CHALLENGE — Identify all lines in the data containing the string "body". Copy them out.

Dataset records —
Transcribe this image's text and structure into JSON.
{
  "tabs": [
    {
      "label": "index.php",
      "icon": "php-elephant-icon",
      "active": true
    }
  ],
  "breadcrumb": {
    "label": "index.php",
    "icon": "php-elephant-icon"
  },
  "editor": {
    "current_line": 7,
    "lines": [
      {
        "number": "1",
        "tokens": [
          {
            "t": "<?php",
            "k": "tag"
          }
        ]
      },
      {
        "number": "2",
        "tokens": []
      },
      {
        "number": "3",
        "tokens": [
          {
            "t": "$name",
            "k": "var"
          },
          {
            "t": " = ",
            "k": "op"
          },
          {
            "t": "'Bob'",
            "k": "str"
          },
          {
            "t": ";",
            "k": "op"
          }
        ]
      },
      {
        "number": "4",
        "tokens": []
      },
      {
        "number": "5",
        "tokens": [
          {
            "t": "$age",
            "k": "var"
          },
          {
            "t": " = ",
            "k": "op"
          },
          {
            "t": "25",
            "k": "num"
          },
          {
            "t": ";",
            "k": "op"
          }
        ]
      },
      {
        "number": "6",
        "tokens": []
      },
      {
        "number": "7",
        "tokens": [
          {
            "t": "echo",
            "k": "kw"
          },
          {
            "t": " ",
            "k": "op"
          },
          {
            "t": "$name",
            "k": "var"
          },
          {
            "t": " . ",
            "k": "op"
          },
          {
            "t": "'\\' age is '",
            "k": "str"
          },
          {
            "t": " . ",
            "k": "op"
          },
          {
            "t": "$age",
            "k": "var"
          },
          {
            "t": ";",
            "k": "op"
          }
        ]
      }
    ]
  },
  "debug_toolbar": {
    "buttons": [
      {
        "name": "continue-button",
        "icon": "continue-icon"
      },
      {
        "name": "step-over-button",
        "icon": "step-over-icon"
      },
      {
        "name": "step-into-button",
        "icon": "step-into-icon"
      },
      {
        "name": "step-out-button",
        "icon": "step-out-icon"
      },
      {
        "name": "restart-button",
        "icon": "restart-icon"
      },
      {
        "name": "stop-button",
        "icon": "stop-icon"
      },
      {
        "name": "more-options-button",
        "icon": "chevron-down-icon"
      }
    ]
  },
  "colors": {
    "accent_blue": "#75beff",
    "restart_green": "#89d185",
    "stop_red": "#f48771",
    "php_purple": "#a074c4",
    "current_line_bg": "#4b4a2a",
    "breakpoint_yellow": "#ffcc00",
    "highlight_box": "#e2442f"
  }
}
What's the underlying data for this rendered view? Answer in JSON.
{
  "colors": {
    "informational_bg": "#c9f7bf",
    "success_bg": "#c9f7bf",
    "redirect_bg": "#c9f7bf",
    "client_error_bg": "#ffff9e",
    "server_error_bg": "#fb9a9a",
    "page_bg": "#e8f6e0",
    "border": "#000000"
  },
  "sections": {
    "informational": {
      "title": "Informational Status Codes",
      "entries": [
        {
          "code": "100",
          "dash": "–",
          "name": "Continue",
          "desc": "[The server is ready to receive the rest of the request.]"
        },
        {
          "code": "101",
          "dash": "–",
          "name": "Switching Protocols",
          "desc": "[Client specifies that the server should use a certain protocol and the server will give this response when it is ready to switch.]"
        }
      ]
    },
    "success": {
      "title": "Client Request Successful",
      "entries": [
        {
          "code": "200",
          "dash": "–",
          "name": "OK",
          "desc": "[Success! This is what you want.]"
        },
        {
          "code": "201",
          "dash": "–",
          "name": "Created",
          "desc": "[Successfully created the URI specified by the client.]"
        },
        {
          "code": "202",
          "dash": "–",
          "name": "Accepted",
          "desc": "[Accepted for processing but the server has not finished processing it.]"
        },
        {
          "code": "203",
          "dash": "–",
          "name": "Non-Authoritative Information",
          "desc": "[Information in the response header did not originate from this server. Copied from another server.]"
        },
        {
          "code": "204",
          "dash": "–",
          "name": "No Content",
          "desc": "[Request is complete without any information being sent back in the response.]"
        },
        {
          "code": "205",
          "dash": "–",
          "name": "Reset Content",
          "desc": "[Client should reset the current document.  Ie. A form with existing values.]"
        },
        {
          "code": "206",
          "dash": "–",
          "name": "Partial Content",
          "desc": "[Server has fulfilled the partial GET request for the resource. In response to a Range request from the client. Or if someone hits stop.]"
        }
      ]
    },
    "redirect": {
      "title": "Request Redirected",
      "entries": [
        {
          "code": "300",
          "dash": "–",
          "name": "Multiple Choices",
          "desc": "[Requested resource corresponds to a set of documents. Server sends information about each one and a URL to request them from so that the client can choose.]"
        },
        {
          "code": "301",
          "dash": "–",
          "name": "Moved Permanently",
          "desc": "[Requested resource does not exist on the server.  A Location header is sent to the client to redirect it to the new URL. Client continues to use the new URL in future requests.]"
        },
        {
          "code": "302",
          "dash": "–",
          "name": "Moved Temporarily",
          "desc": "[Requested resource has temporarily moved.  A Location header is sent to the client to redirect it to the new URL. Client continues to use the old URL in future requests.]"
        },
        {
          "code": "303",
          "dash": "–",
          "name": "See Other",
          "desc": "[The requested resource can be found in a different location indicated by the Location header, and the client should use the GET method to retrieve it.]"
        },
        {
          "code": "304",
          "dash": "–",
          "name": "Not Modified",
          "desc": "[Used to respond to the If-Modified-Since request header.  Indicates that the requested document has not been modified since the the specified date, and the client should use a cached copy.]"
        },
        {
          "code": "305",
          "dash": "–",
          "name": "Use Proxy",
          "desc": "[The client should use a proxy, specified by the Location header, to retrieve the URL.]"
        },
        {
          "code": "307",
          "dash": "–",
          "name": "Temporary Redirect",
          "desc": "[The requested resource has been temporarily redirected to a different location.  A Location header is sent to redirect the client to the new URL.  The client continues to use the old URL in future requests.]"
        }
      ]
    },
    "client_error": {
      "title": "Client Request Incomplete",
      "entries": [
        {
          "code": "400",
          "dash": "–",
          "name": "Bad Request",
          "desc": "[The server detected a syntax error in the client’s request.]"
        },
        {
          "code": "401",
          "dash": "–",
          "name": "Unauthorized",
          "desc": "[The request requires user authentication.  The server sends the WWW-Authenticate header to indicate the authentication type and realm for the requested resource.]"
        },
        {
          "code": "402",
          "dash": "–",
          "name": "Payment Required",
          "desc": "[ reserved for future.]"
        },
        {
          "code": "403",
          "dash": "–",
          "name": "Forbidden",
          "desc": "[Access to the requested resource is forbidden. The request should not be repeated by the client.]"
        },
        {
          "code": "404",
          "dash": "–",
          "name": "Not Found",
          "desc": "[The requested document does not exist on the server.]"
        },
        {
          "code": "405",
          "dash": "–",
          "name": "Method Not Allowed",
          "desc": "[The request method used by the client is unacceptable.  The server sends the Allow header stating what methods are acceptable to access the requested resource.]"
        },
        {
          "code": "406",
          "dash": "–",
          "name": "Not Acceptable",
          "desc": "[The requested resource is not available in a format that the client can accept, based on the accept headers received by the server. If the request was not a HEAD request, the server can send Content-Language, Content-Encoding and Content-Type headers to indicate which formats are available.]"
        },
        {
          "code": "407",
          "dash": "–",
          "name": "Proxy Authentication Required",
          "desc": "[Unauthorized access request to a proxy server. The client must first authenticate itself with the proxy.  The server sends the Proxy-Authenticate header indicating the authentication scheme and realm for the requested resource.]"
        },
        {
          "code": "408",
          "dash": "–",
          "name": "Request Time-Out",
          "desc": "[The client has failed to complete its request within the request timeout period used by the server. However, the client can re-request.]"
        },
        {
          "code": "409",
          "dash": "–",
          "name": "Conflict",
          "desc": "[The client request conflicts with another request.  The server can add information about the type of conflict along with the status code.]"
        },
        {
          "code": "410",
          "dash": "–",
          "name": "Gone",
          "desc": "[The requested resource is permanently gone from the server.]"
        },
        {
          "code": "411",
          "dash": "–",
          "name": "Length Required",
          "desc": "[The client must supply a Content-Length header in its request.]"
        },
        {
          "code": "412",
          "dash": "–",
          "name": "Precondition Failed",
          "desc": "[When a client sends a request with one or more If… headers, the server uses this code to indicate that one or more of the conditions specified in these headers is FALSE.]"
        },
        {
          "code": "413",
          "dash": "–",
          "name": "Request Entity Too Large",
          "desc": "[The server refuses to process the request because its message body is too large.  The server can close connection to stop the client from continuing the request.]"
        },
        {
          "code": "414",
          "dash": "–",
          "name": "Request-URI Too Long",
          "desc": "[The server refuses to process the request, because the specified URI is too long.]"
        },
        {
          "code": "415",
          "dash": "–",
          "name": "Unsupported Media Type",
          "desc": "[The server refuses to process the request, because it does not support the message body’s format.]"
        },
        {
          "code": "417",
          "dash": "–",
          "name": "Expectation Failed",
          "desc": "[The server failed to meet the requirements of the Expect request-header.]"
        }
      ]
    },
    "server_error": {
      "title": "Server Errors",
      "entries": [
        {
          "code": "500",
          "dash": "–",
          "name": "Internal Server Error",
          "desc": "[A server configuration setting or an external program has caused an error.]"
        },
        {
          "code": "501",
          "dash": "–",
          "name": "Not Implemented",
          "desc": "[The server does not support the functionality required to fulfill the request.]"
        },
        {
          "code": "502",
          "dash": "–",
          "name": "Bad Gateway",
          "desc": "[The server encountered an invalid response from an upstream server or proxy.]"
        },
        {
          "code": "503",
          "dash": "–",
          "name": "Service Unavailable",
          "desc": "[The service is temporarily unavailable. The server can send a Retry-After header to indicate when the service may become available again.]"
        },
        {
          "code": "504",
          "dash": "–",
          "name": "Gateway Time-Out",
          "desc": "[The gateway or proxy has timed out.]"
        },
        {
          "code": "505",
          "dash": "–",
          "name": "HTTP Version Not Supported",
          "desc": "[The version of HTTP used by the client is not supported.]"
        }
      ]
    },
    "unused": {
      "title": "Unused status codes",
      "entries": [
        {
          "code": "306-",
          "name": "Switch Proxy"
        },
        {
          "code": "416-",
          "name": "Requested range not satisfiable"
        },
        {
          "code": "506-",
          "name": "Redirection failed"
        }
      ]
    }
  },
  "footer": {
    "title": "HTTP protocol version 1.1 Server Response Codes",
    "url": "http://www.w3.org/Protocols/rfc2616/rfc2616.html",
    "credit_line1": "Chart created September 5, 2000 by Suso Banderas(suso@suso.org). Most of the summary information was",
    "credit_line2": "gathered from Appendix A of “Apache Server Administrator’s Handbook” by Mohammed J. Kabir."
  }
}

EXPECTED OUTPUT —
          "desc": "[The server refuses to process the request because its message body is too large.  The server can close connection to stop the client from continuing the request.]"
          "desc": "[The server refuses to process the request, because it does not support the message body’s format.]"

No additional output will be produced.